Stored data entries:
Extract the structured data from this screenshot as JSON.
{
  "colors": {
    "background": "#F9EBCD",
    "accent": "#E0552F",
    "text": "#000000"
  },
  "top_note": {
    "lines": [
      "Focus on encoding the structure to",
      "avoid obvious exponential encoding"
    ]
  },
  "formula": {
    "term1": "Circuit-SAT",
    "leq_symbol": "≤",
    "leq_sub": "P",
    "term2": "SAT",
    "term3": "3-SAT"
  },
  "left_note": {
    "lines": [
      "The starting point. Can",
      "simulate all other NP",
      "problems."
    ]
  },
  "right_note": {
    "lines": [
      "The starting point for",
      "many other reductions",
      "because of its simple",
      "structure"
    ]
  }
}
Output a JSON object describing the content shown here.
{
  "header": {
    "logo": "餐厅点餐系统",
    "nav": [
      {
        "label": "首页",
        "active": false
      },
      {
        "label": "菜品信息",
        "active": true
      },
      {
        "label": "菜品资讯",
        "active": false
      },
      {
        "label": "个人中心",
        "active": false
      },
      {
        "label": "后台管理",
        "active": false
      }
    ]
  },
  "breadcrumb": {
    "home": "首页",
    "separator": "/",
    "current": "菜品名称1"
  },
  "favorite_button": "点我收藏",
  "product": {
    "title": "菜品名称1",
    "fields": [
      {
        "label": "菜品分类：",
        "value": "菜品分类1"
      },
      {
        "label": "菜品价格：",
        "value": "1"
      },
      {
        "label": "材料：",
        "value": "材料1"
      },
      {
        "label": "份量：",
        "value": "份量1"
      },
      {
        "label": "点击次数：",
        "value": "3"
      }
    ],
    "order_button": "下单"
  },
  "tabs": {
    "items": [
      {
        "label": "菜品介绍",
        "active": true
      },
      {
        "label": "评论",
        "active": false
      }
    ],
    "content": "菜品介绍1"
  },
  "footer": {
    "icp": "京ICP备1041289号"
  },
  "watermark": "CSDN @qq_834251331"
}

### PROMPT
All of the records must be retyped exactly as they are.

### FULL ANSWER
Extract the structured data from this screenshot as JSON.
{
  "colors": {
    "background": "#F9EBCD",
    "accent": "#E0552F",
    "text": "#000000"
  },
  "top_note": {
    "lines": [
      "Focus on encoding the structure to",
      "avoid obvious exponential encoding"
    ]
  },
  "formula": {
    "term1": "Circuit-SAT",
    "leq_symbol": "≤",
    "leq_sub": "P",
    "term2": "SAT",
    "term3": "3-SAT"
  },
  "left_note": {
    "lines": [
      "The starting point. Can",
      "simulate all other NP",
      "problems."
    ]
  },
  "right_note": {
    "lines": [
      "The starting point for",
      "many other reductions",
      "because of its simple",
      "structure"
    ]
  }
}
Output a JSON object describing the content shown here.
{
  "header": {
    "logo": "餐厅点餐系统",
    "nav": [
      {
        "label": "首页",
        "active": false
      },
      {
        "label": "菜品信息",
        "active": true
      },
      {
        "label": "菜品资讯",
        "active": false
      },
      {
        "label": "个人中心",
        "active": false
      },
      {
        "label": "后台管理",
        "active": false
      }
    ]
  },
  "breadcrumb": {
    "home": "首页",
    "separator": "/",
    "current": "菜品名称1"
  },
  "favorite_button": "点我收藏",
  "product": {
    "title": "菜品名称1",
    "fields": [
      {
        "label": "菜品分类：",
        "value": "菜品分类1"
      },
      {
        "label": "菜品价格：",
        "value": "1"
      },
      {
        "label": "材料：",
        "value": "材料1"
      },
      {
        "label": "份量：",
        "value": "份量1"
      },
      {
        "label": "点击次数：",
        "value": "3"
      }
    ],
    "order_button": "下单"
  },
  "tabs": {
    "items": [
      {
        "label": "菜品介绍",
        "active": true
      },
      {
        "label": "评论",
        "active": false
      }
    ],
    "content": "菜品介绍1"
  },
  "footer": {
    "icp": "京ICP备1041289号"
  },
  "watermark": "CSDN @qq_834251331"
}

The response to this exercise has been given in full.